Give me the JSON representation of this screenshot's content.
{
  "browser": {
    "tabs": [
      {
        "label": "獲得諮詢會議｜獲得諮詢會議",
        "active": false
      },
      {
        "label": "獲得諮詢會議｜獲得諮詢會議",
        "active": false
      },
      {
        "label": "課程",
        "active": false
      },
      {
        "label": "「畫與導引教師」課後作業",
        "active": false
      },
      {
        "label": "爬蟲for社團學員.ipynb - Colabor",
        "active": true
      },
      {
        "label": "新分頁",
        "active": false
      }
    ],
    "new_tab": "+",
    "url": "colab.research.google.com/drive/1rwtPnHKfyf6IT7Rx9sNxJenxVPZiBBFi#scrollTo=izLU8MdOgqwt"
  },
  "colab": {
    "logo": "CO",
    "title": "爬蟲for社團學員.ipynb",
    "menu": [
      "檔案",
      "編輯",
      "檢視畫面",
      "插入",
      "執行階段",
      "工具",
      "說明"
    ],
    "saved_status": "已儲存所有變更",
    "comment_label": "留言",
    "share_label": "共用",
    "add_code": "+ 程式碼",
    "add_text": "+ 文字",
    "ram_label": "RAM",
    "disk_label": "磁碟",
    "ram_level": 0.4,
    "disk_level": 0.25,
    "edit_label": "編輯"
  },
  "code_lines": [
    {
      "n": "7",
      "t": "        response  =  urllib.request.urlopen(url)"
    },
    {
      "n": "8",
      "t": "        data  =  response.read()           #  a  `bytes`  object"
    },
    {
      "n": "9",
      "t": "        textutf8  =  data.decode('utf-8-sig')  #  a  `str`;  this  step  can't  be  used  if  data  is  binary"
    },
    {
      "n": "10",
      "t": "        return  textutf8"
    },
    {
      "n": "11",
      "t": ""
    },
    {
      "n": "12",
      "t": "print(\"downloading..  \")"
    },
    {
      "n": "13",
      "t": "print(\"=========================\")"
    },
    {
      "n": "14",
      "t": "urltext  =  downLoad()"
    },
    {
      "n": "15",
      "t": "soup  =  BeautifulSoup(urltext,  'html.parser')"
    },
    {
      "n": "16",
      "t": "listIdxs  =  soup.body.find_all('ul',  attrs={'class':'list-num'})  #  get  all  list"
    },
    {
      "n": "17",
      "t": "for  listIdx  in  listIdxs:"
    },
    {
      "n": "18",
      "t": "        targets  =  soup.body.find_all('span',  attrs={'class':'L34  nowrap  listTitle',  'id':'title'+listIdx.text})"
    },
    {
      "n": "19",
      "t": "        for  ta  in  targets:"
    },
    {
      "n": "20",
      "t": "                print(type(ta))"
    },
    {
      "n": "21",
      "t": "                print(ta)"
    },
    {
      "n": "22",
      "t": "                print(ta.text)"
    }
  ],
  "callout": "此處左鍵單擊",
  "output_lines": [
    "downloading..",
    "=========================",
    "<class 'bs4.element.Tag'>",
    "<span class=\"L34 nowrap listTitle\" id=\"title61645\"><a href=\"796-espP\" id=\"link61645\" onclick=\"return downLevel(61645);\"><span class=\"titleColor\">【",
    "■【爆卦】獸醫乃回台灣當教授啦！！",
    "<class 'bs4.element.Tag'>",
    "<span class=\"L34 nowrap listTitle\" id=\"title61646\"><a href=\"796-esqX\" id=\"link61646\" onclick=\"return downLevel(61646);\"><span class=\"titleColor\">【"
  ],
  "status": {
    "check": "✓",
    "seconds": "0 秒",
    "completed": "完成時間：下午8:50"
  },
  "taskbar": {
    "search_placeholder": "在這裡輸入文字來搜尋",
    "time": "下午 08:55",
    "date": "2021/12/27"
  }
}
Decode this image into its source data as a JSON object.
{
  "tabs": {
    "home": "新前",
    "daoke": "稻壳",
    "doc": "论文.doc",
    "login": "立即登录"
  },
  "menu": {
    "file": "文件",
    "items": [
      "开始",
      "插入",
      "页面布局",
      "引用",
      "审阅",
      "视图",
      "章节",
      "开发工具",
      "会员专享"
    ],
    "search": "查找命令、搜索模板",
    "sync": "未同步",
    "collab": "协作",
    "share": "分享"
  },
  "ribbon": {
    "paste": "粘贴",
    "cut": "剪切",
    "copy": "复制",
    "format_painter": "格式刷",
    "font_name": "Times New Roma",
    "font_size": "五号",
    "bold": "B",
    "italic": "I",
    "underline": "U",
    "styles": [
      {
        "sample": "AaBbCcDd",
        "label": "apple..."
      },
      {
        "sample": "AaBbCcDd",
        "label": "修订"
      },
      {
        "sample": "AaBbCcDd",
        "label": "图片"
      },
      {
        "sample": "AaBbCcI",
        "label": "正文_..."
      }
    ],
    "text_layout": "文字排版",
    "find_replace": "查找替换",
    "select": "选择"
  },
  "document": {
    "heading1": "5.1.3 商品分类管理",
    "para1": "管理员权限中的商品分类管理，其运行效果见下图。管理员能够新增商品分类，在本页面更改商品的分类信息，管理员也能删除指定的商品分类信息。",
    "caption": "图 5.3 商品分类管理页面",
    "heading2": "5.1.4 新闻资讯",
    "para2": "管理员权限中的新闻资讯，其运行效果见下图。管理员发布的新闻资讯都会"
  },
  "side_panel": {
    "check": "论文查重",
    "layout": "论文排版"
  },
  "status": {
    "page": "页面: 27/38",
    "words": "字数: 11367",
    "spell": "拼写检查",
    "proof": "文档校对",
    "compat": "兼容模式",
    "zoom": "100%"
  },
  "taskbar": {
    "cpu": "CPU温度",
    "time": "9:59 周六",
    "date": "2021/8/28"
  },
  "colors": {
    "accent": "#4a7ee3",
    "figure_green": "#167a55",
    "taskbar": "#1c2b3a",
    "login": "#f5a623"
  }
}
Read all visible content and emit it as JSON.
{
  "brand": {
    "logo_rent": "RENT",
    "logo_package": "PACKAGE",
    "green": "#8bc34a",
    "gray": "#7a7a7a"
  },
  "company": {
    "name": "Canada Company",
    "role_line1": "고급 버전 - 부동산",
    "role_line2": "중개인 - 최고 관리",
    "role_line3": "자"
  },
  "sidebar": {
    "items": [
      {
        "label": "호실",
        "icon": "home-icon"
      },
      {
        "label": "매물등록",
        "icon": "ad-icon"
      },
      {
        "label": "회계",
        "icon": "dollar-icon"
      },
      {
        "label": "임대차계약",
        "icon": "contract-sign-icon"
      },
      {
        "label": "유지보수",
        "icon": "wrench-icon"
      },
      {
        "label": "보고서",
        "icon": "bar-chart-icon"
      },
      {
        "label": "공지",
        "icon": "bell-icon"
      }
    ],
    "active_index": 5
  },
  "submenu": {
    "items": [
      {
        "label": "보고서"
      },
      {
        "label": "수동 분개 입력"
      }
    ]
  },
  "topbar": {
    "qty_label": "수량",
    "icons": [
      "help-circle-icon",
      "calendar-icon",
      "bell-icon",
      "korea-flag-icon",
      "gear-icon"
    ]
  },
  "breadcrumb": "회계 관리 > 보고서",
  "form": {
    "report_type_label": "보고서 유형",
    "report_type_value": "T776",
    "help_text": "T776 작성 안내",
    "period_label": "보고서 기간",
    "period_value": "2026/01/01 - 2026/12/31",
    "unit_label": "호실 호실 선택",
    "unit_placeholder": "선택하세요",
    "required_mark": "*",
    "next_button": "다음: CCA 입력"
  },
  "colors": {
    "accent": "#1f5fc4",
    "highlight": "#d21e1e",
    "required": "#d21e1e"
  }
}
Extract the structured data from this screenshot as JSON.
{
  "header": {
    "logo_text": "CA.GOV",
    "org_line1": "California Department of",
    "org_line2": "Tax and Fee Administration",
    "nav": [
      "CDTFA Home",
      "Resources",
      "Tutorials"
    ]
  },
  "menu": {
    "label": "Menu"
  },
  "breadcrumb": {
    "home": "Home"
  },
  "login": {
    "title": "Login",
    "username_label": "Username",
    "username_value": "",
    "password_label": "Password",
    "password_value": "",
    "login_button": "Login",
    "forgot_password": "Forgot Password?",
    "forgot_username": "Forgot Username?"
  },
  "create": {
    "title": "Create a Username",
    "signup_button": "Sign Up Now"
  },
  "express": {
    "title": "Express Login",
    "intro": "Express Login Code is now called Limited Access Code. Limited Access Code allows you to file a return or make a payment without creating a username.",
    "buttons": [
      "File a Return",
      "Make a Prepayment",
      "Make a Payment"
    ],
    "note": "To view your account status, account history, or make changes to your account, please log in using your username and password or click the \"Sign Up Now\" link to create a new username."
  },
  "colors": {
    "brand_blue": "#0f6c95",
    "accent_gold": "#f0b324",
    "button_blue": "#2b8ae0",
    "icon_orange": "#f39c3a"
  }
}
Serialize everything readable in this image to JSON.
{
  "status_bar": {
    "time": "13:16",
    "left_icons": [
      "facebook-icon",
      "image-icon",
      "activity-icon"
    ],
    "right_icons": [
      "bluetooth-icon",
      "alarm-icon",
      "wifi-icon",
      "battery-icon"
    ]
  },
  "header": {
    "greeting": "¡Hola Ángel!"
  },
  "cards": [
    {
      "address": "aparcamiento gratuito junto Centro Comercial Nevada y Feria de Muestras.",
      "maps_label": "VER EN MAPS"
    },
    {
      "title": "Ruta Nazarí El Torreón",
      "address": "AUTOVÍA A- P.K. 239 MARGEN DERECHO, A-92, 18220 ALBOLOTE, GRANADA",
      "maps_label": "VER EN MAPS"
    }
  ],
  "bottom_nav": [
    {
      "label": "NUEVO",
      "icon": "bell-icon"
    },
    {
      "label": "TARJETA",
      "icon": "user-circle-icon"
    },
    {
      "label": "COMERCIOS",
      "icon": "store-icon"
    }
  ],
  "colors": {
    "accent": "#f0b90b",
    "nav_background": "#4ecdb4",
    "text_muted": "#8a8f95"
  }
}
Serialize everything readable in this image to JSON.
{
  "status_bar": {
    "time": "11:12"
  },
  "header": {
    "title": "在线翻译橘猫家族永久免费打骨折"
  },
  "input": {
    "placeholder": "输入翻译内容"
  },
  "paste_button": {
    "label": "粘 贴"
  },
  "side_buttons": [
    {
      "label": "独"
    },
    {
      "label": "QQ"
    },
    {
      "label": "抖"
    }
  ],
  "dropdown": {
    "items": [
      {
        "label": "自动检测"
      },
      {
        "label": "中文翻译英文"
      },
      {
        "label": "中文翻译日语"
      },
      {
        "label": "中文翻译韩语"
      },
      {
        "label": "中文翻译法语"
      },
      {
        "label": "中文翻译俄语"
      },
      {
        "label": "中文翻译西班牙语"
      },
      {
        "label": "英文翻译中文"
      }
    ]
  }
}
+ + + + +
§ **The request**:
Go through the entries above and copy every line containing "address".

§ **Exercise answer**:
      "address": "aparcamiento gratuito junto Centro Comercial Nevada y Feria de Muestras.",
      "address": "AUTOVÍA A- P.K. 239 MARGEN DERECHO, A-92, 18220 ALBOLOTE, GRANADA",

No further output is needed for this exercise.